--- Start EXERCISE DATA ---

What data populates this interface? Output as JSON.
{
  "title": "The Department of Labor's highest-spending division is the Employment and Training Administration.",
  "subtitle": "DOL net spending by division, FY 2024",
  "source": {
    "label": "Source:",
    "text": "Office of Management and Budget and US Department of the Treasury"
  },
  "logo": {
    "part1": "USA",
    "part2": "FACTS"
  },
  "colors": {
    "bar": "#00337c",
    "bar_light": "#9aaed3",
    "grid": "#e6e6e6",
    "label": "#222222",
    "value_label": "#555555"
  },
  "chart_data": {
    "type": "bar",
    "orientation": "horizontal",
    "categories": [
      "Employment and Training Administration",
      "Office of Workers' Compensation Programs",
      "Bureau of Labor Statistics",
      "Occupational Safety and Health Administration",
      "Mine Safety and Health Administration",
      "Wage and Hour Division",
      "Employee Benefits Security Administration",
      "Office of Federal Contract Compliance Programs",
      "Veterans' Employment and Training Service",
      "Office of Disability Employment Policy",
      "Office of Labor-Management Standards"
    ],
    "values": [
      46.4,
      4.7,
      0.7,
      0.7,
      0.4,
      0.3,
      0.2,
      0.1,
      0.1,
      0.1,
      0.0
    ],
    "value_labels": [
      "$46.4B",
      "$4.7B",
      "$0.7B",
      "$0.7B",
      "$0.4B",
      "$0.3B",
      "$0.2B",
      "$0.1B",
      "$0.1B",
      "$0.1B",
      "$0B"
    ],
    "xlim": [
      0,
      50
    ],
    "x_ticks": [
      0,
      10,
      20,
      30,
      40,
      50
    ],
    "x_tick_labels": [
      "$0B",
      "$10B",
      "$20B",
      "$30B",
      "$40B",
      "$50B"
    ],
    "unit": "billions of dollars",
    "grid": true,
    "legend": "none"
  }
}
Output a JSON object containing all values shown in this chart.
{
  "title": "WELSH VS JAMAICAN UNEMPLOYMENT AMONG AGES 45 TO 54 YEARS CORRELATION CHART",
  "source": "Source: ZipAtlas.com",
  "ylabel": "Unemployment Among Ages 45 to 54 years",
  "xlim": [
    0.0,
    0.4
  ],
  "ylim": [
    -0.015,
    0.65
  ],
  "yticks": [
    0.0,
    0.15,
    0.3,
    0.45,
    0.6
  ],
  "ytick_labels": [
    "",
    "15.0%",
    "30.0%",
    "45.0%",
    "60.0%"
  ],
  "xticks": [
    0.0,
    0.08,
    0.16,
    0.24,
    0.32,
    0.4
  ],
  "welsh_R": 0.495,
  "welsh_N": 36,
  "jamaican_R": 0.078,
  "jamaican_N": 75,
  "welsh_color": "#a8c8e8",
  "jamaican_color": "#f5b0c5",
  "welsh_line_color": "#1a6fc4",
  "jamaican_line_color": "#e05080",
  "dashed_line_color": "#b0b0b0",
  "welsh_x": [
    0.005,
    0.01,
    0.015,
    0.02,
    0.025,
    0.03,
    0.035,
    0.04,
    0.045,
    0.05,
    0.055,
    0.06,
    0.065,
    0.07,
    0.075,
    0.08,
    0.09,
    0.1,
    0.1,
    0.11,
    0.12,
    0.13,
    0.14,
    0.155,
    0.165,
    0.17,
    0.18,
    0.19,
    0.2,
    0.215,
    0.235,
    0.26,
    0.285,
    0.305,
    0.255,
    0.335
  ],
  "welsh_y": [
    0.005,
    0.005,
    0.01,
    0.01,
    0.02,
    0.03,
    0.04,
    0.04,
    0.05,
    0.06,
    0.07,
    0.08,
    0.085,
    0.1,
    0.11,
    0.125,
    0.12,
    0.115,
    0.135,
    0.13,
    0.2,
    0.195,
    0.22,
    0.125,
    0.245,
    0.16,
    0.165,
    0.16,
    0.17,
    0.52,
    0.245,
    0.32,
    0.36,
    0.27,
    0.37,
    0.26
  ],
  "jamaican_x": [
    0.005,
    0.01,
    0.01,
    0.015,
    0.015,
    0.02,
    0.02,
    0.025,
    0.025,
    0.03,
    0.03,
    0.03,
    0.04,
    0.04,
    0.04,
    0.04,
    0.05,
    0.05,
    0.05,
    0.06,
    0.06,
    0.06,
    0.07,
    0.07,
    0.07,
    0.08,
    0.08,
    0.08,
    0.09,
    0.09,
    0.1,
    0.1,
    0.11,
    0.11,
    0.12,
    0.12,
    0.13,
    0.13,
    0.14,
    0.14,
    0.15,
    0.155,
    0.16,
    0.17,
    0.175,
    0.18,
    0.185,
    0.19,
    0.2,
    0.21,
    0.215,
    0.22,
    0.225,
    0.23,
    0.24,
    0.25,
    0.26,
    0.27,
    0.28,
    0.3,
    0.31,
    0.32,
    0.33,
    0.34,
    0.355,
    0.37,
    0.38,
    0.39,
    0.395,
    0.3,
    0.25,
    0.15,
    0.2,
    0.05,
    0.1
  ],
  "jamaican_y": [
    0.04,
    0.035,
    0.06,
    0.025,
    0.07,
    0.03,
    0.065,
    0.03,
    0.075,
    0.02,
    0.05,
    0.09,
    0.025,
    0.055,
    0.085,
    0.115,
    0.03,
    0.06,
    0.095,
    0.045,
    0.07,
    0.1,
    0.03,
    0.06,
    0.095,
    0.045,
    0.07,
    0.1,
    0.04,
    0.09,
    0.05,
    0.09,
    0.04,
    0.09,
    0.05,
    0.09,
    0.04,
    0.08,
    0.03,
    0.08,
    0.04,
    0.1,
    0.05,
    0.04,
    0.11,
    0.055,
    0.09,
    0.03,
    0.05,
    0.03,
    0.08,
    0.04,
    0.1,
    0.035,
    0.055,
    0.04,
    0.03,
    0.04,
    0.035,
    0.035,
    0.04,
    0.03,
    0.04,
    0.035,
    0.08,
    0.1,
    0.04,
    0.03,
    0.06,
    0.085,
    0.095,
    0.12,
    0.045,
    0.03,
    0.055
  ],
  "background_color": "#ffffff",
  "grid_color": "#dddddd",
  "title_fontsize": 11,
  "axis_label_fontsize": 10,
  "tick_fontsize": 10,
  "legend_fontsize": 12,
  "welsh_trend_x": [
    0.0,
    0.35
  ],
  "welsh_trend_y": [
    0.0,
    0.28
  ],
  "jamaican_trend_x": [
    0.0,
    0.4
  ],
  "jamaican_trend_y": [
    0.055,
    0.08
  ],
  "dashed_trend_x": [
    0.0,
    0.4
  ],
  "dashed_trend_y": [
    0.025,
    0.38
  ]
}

--- End EXERCISE DATA ---

• REQUIRED WORK: From the data above, copy out every line with the string "this" in it.

• EXPECTED ANSWER:
What data populates this interface? Output as JSON.
Output a JSON object containing all values shown in this chart.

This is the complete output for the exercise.